### JOB
Among the entries, which lines carry the string "นเทอร"? Copy each of them.

### SUPPLIED ENTRIES
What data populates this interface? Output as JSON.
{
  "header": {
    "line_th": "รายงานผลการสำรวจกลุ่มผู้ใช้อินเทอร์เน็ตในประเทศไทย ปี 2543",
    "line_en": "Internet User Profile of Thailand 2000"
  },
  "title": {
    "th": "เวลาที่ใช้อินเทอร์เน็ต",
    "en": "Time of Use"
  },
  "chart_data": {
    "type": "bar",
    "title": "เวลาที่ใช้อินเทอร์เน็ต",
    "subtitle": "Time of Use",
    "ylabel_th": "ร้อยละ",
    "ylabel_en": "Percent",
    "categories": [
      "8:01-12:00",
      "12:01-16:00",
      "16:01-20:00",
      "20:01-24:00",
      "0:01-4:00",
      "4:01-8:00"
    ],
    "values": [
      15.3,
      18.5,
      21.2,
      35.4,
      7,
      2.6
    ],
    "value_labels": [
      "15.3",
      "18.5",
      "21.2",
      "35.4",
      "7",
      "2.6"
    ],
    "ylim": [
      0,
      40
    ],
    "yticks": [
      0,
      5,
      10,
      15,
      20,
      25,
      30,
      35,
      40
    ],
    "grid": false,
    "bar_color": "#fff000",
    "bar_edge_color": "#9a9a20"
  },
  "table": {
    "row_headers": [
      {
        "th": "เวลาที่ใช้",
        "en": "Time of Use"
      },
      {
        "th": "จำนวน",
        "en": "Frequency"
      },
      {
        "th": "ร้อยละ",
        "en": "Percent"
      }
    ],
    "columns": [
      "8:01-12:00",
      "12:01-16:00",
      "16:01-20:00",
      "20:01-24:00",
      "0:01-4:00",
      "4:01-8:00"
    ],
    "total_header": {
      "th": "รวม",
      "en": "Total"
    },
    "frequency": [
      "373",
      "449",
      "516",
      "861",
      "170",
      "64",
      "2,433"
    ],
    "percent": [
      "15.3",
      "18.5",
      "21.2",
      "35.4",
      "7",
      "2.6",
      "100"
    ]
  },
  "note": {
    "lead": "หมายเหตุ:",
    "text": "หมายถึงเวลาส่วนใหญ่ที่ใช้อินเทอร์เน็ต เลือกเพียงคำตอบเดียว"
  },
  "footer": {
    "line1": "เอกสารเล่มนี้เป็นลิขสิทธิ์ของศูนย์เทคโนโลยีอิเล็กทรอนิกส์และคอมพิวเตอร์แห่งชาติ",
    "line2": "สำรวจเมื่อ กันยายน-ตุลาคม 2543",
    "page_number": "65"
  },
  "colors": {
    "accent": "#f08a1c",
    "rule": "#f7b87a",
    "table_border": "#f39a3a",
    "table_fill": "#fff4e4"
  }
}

### FULL ANSWER
    "line_th": "รายงานผลการสำรวจกลุ่มผู้ใช้อินเทอร์เน็ตในประเทศไทย ปี 2543",
    "th": "เวลาที่ใช้อินเทอร์เน็ต",
    "title": "เวลาที่ใช้อินเทอร์เน็ต",
    "text": "หมายถึงเวลาส่วนใหญ่ที่ใช้อินเทอร์เน็ต เลือกเพียงคำตอบเดียว"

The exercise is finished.